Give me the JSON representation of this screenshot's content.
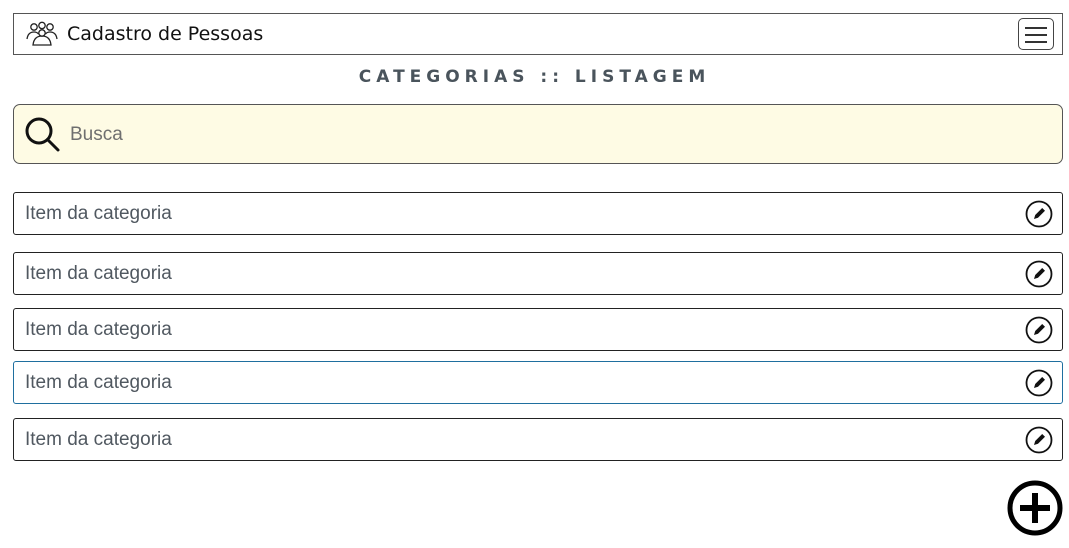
{
  "navbar": {
    "brand_icon": "people-group-icon",
    "title": "Cadastro de Pessoas",
    "menu_icon": "hamburger-icon"
  },
  "page": {
    "heading": "CATEGORIAS :: LISTAGEM"
  },
  "search": {
    "icon": "search-icon",
    "placeholder": "Busca",
    "value": "",
    "background_color": "#fefbe4"
  },
  "items": [
    {
      "label": "Item da categoria",
      "action_icon": "edit-icon"
    },
    {
      "label": "Item da categoria",
      "action_icon": "edit-icon"
    },
    {
      "label": "Item da categoria",
      "action_icon": "edit-icon"
    },
    {
      "label": "Item da categoria",
      "action_icon": "edit-icon"
    },
    {
      "label": "Item da categoria",
      "action_icon": "edit-icon"
    }
  ],
  "add_button": {
    "icon": "add-circle-icon"
  },
  "colors": {
    "heading": "#4a545c",
    "focus_border": "#1f6f9f"
  }
}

▶ _EXERCISE DETAILS_
Print every entry exactly as written, without the pictures.

▶ _RESPONSE BELOW_
Give me the JSON representation of this screenshot's content.
{
  "navbar": {
    "brand_icon": "people-group-icon",
    "title": "Cadastro de Pessoas",
    "menu_icon": "hamburger-icon"
  },
  "page": {
    "heading": "CATEGORIAS :: LISTAGEM"
  },
  "search": {
    "icon": "search-icon",
    "placeholder": "Busca",
    "value": "",
    "background_color": "#fefbe4"
  },
  "items": [
    {
      "label": "Item da categoria",
      "action_icon": "edit-icon"
    },
    {
      "label": "Item da categoria",
      "action_icon": "edit-icon"
    },
    {
      "label": "Item da categoria",
      "action_icon": "edit-icon"
    },
    {
      "label": "Item da categoria",
      "action_icon": "edit-icon"
    },
    {
      "label": "Item da categoria",
      "action_icon": "edit-icon"
    }
  ],
  "add_button": {
    "icon": "add-circle-icon"
  },
  "colors": {
    "heading": "#4a545c",
    "focus_border": "#1f6f9f"
  }
}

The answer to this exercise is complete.